▶ **Your instructions**:
Extract every line of the records below without any alteration, and omit the pictures from the answer.

Element position data:
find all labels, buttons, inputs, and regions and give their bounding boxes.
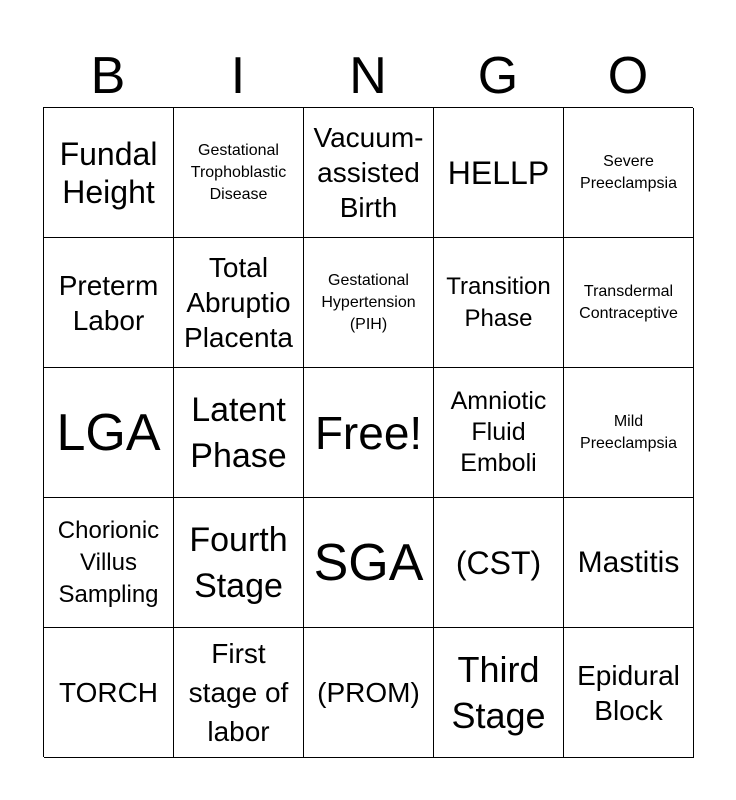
bingo-cell[interactable] <box>174 368 304 498</box>
cell-text: Vacuum-assisted Birth <box>313 122 424 223</box>
cell-text: Fundal Height <box>59 135 158 210</box>
cell-text: Third Stage <box>451 648 546 736</box>
bingo-cell[interactable] <box>44 368 174 498</box>
cell-text: Fourth Stage <box>189 520 288 605</box>
bingo-cell[interactable] <box>434 238 564 368</box>
cell-text: First stage of labor <box>188 638 289 747</box>
cell-text: Epidural Block <box>577 659 680 726</box>
cell-text: SGA <box>313 533 424 592</box>
cell-text: Mastitis <box>577 545 680 579</box>
bingo-cell[interactable] <box>304 498 434 628</box>
bingo-cell[interactable] <box>434 498 564 628</box>
bingo-cell[interactable] <box>44 108 174 238</box>
cell-text: LGA <box>56 403 161 462</box>
cell-text: Gestational Hypertension (PIH) <box>321 271 416 333</box>
bingo-cell[interactable] <box>564 628 694 758</box>
bingo-cell[interactable] <box>174 498 304 628</box>
cell-text: Transdermal Contraceptive <box>579 282 678 322</box>
cell-text: Gestational Trophoblastic Disease <box>190 141 287 203</box>
cell-text: (CST) <box>455 544 542 581</box>
header-letter-b: B <box>90 47 126 105</box>
bingo-cell[interactable] <box>564 238 694 368</box>
bingo-cell[interactable] <box>44 498 174 628</box>
cell-text: Preterm Labor <box>58 269 159 336</box>
bingo-cell[interactable] <box>174 108 304 238</box>
bingo-cell[interactable] <box>174 628 304 758</box>
bingo-cell[interactable] <box>44 628 174 758</box>
header-letter-n: N <box>349 47 387 105</box>
header-letter-i: I <box>230 47 246 105</box>
bingo-cell[interactable] <box>564 498 694 628</box>
bingo-cell[interactable] <box>564 108 694 238</box>
cell-text: Total Abruptio Placenta <box>184 252 293 353</box>
bingo-cell[interactable] <box>174 238 304 368</box>
bingo-cell[interactable] <box>564 368 694 498</box>
bingo-cell[interactable] <box>304 628 434 758</box>
cell-text: Latent Phase <box>190 390 287 475</box>
free-space-cell[interactable] <box>304 368 434 498</box>
bingo-cell[interactable] <box>434 108 564 238</box>
cell-text: Amniotic Fluid Emboli <box>450 387 547 477</box>
bingo-cell[interactable] <box>304 238 434 368</box>
cell-text: Chorionic Villus Sampling <box>57 516 160 608</box>
bingo-cell[interactable] <box>434 628 564 758</box>
bingo-header <box>43 44 693 108</box>
cell-text: Transition Phase <box>446 272 551 332</box>
header-letter-o: O <box>607 47 649 105</box>
cell-text: TORCH <box>58 677 159 708</box>
bingo-cell[interactable] <box>44 238 174 368</box>
cell-text: Mild Preeclampsia <box>580 412 677 452</box>
bingo-cell[interactable] <box>304 108 434 238</box>
cell-text: HELLP <box>447 154 550 191</box>
bingo-cell[interactable] <box>434 368 564 498</box>
bingo-board <box>43 107 693 757</box>
free-space-text: Free! <box>314 406 423 459</box>
header-letter-g: G <box>477 47 519 105</box>
cell-text: (PROM) <box>317 677 420 708</box>
cell-text: Severe Preeclampsia <box>580 152 677 192</box>
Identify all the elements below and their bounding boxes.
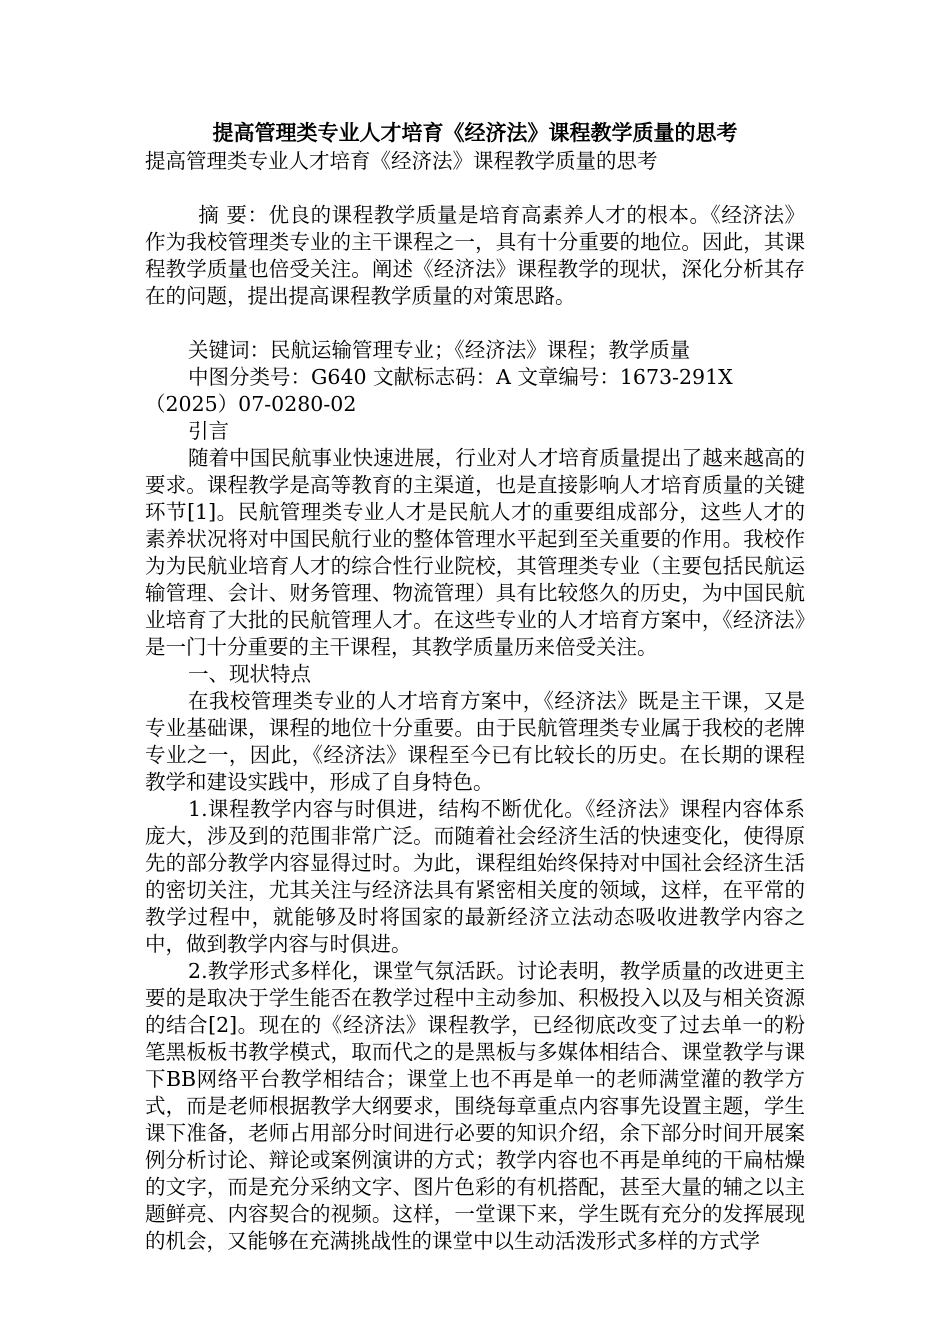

▶ **Response to this exercise**:
find all labels, buttons, inputs, and regions and give their bounding boxes.
bingo-cell[interactable] <box>174 368 304 498</box>
cell-text: Vacuum-assisted Birth <box>313 122 424 223</box>
cell-text: Fundal Height <box>59 135 158 210</box>
cell-text: Third Stage <box>451 648 546 736</box>
bingo-cell[interactable] <box>44 368 174 498</box>
cell-text: Fourth Stage <box>189 520 288 605</box>
bingo-cell[interactable] <box>434 238 564 368</box>
cell-text: First stage of labor <box>188 638 289 747</box>
cell-text: Epidural Block <box>577 659 680 726</box>
cell-text: SGA <box>313 533 424 592</box>
cell-text: Mastitis <box>577 545 680 579</box>
bingo-cell[interactable] <box>304 498 434 628</box>
bingo-cell[interactable] <box>434 498 564 628</box>
bingo-cell[interactable] <box>44 108 174 238</box>
cell-text: LGA <box>56 403 161 462</box>
cell-text: Gestational Hypertension (PIH) <box>321 271 416 333</box>
bingo-cell[interactable] <box>564 628 694 758</box>
bingo-cell[interactable] <box>174 498 304 628</box>
cell-text: Transdermal Contraceptive <box>579 282 678 322</box>
cell-text: Gestational Trophoblastic Disease <box>190 141 287 203</box>
cell-text: (CST) <box>455 544 542 581</box>
header-letter-b: B <box>90 47 126 105</box>
bingo-cell[interactable] <box>564 238 694 368</box>
bingo-cell[interactable] <box>44 498 174 628</box>
cell-text: Preterm Labor <box>58 269 159 336</box>
bingo-cell[interactable] <box>174 108 304 238</box>
bingo-cell[interactable] <box>174 628 304 758</box>
bingo-cell[interactable] <box>44 628 174 758</box>
header-letter-n: N <box>349 47 387 105</box>
header-letter-i: I <box>230 47 246 105</box>
bingo-cell[interactable] <box>564 498 694 628</box>
bingo-cell[interactable] <box>564 108 694 238</box>
cell-text: Total Abruptio Placenta <box>184 252 293 353</box>
bingo-cell[interactable] <box>174 238 304 368</box>
bingo-cell[interactable] <box>564 368 694 498</box>
bingo-cell[interactable] <box>304 628 434 758</box>
cell-text: Latent Phase <box>190 390 287 475</box>
free-space-cell[interactable] <box>304 368 434 498</box>
bingo-cell[interactable] <box>434 108 564 238</box>
cell-text: Amniotic Fluid Emboli <box>450 387 547 477</box>
bingo-cell[interactable] <box>304 238 434 368</box>
cell-text: Chorionic Villus Sampling <box>57 516 160 608</box>
bingo-cell[interactable] <box>434 628 564 758</box>
bingo-header <box>43 44 693 108</box>
cell-text: Transition Phase <box>446 272 551 332</box>
header-letter-o: O <box>607 47 649 105</box>
cell-text: TORCH <box>58 677 159 708</box>
bingo-cell[interactable] <box>44 238 174 368</box>
cell-text: Mild Preeclampsia <box>580 412 677 452</box>
bingo-cell[interactable] <box>304 108 434 238</box>
cell-text: HELLP <box>447 154 550 191</box>
bingo-cell[interactable] <box>434 368 564 498</box>
bingo-board <box>43 107 693 757</box>
free-space-text: Free! <box>314 406 423 459</box>
header-letter-g: G <box>477 47 519 105</box>
cell-text: (PROM) <box>317 677 420 708</box>
cell-text: Severe Preeclampsia <box>580 152 677 192</box>
Identify all the elements below and their bounding boxes.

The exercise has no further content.